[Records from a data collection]

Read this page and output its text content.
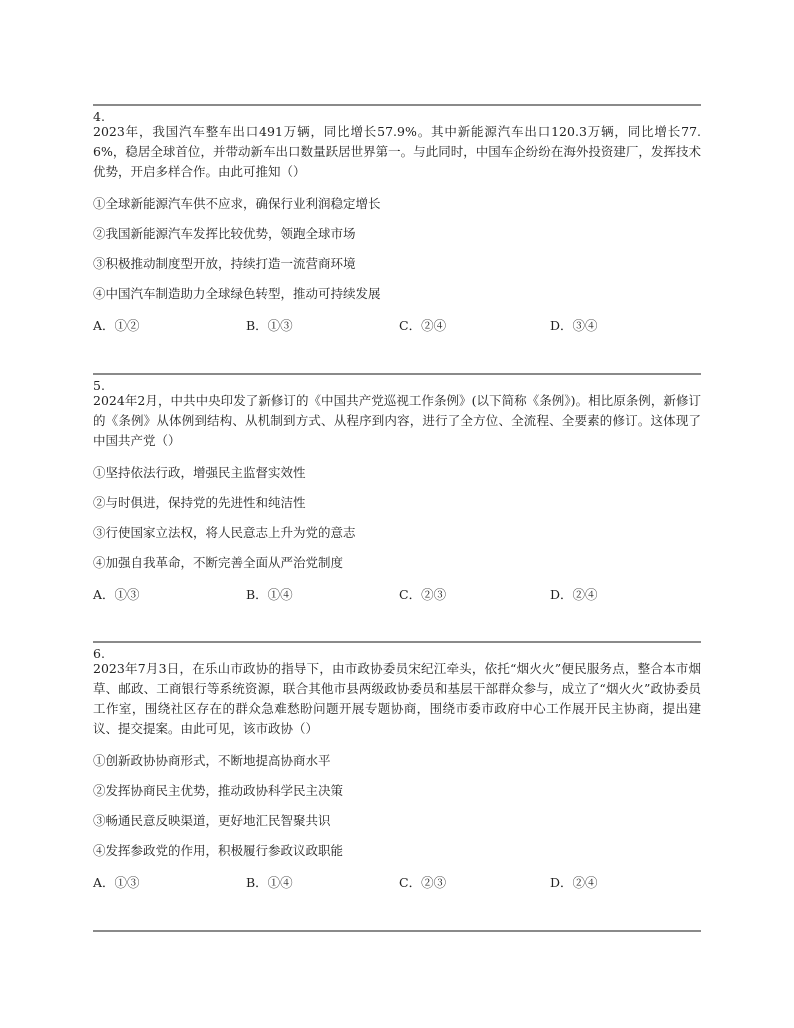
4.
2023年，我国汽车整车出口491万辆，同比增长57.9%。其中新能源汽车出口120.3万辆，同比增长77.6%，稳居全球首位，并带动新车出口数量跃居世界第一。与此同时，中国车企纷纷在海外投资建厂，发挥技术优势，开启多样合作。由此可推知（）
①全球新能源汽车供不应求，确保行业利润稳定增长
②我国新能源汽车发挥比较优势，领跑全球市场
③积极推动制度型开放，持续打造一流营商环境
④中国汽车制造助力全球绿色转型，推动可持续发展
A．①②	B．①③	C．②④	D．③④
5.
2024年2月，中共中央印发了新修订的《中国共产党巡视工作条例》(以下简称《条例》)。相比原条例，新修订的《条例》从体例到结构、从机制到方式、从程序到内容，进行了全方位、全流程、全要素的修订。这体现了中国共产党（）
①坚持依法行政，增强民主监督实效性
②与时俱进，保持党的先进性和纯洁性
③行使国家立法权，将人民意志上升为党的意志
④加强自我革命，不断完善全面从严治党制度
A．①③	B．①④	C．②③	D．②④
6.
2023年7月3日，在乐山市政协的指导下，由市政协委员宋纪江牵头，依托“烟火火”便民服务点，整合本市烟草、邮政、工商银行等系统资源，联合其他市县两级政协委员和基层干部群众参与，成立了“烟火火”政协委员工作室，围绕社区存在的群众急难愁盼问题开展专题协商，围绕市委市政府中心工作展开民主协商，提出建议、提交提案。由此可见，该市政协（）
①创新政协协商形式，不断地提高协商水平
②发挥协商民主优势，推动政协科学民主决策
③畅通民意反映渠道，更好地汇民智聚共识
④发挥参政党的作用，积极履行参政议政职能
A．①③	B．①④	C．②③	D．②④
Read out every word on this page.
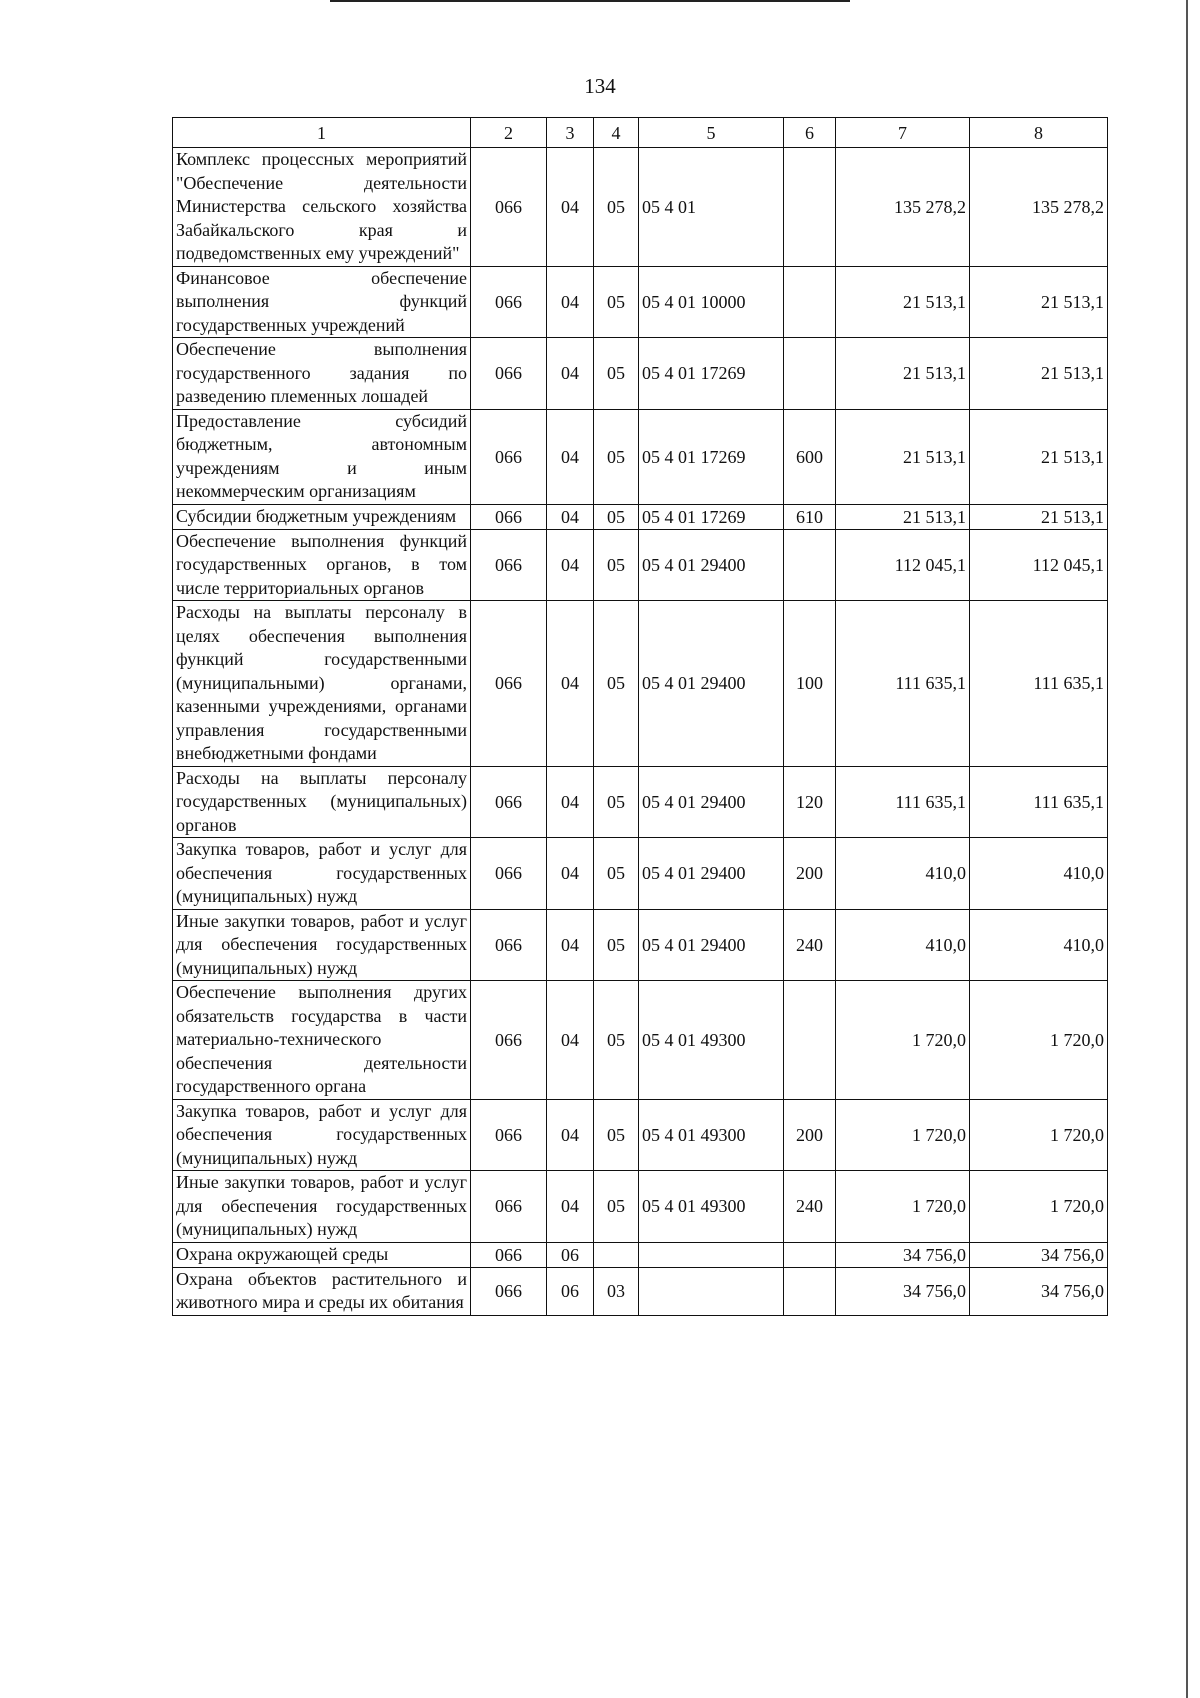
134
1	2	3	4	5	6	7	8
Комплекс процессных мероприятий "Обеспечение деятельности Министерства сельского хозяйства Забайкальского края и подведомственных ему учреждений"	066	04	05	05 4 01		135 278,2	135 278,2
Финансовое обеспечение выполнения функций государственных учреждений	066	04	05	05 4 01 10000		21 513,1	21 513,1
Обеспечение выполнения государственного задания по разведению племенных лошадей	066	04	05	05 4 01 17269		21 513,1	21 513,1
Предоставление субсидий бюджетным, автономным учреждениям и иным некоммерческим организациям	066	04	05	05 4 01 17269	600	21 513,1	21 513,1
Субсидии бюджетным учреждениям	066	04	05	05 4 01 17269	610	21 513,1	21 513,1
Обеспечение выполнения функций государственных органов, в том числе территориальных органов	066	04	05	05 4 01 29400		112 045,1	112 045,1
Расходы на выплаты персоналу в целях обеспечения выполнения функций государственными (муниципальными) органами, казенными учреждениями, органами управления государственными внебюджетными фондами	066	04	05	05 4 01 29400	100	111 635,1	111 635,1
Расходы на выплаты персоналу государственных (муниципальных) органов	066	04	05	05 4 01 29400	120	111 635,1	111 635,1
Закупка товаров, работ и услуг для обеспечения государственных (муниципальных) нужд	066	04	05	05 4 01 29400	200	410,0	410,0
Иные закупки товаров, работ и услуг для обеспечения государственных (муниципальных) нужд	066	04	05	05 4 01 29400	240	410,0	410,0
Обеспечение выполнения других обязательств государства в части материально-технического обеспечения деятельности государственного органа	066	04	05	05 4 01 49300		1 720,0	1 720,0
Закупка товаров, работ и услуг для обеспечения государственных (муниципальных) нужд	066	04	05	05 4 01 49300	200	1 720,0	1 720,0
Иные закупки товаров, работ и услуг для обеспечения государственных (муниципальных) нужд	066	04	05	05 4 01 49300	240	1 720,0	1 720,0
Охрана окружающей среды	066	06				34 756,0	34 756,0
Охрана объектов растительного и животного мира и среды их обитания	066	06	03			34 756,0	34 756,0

==

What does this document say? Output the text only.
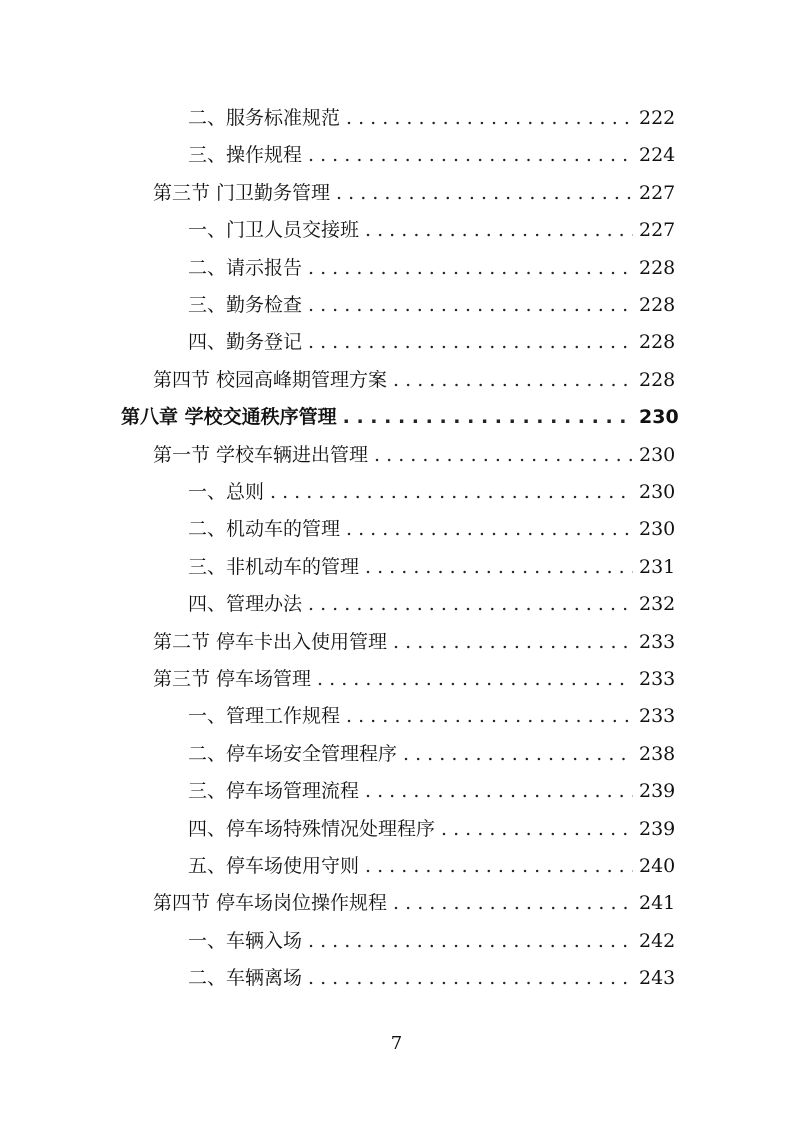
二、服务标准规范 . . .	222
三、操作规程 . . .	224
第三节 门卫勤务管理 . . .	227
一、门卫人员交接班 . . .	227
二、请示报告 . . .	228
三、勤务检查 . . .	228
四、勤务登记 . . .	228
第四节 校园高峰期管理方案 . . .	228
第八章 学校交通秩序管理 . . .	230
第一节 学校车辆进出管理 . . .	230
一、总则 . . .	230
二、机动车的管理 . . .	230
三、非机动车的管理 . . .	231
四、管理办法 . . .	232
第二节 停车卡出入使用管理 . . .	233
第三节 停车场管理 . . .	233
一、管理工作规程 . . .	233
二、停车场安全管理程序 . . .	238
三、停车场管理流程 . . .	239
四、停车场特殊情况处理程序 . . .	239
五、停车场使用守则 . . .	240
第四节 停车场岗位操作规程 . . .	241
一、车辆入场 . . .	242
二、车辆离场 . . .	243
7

---

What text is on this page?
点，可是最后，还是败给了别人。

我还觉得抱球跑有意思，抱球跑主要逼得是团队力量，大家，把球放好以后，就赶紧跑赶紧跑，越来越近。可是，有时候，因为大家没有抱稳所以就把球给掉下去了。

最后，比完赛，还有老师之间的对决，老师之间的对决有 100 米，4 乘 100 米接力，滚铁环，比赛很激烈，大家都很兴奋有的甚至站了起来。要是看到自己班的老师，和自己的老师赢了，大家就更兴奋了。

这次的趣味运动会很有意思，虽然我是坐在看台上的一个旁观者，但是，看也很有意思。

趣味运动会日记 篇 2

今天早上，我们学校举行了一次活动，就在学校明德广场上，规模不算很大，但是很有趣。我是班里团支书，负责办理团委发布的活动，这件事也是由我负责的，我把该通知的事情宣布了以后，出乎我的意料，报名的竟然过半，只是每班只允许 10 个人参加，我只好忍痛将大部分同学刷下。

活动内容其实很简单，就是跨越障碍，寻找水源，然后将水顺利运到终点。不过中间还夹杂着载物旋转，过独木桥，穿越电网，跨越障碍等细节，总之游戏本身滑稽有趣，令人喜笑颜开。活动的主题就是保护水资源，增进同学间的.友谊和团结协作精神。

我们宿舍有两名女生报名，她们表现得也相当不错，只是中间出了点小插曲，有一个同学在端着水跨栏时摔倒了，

Directions for this task >>
List all lines above in which the string "персоналу" appears.

Exercise answer >>
Расходы на выплаты персоналу в целях обеспечения выполнения функций государственными (муниципальными) органами, казенными учреждениями, органами управления государственными внебюджетными фондами	066	04	05	05 4 01 29400	100	111 635,1	111 635,1
Расходы на выплаты персоналу государственных (муниципальных) органов	066	04	05	05 4 01 29400	120	111 635,1	111 635,1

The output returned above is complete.